_DIRECTION:_ Return the lines below that carry the word "appuie".

_PROVIDED RECORDS:_
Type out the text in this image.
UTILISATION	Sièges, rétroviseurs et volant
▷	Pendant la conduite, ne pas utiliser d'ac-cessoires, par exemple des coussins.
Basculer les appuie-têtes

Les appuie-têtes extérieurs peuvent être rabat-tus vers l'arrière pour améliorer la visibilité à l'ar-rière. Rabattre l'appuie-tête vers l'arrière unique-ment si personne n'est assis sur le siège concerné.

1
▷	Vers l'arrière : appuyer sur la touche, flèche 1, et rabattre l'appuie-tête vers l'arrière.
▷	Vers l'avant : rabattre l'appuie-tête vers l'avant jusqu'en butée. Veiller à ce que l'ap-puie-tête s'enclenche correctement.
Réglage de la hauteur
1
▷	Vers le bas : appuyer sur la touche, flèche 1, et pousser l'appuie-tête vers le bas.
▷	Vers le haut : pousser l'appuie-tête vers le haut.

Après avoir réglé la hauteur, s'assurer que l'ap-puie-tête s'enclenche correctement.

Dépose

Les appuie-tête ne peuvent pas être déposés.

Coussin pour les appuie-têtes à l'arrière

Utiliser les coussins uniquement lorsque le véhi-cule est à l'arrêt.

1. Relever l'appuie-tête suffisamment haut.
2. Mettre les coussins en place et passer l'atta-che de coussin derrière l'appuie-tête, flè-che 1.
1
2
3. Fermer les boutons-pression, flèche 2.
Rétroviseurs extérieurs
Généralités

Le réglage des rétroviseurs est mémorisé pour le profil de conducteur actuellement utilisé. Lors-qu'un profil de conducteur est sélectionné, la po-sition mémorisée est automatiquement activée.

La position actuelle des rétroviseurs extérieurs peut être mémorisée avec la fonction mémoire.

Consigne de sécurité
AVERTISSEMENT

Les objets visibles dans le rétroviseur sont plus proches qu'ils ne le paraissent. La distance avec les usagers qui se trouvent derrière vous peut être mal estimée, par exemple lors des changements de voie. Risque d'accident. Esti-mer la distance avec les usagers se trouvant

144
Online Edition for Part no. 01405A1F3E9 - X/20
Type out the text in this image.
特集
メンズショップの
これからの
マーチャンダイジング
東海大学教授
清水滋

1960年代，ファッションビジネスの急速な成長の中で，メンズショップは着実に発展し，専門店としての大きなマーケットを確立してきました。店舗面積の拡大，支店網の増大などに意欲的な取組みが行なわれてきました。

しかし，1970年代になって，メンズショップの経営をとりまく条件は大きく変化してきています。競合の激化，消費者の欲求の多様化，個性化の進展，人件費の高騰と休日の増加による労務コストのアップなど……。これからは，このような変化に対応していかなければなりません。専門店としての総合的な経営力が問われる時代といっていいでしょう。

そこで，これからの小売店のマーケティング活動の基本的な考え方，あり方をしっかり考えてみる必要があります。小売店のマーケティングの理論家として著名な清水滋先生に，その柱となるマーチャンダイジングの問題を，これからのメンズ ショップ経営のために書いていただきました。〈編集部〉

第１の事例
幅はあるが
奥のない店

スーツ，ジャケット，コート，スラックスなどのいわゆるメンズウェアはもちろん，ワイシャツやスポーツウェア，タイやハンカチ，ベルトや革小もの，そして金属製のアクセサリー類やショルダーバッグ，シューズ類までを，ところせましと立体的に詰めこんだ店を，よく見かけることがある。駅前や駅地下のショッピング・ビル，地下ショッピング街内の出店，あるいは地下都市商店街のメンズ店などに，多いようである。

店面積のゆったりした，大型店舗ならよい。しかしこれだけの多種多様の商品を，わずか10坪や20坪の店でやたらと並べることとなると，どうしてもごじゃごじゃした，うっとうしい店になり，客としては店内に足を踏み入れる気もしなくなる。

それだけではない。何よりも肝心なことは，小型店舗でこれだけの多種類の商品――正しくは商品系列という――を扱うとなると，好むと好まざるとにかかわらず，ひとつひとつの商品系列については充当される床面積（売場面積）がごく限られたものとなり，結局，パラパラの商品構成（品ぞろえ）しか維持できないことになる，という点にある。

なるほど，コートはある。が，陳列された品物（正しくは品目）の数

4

_TASK ANSWER:_
Basculer les appuie-têtes
Les appuie-têtes extérieurs peuvent être rabat-tus vers l'arrière pour améliorer la visibilité à l'ar-rière. Rabattre l'appuie-tête vers l'arrière unique-ment si personne n'est assis sur le siège concerné.
▷	Vers l'arrière : appuyer sur la touche, flèche 1, et rabattre l'appuie-tête vers l'arrière.
▷	Vers l'avant : rabattre l'appuie-tête vers l'avant jusqu'en butée. Veiller à ce que l'ap-puie-tête s'enclenche correctement.
▷	Vers le bas : appuyer sur la touche, flèche 1, et pousser l'appuie-tête vers le bas.
▷	Vers le haut : pousser l'appuie-tête vers le haut.
Les appuie-tête ne peuvent pas être déposés.
Coussin pour les appuie-têtes à l'arrière
1. Relever l'appuie-tête suffisamment haut.
2. Mettre les coussins en place et passer l'atta-che de coussin derrière l'appuie-tête, flè-che 1.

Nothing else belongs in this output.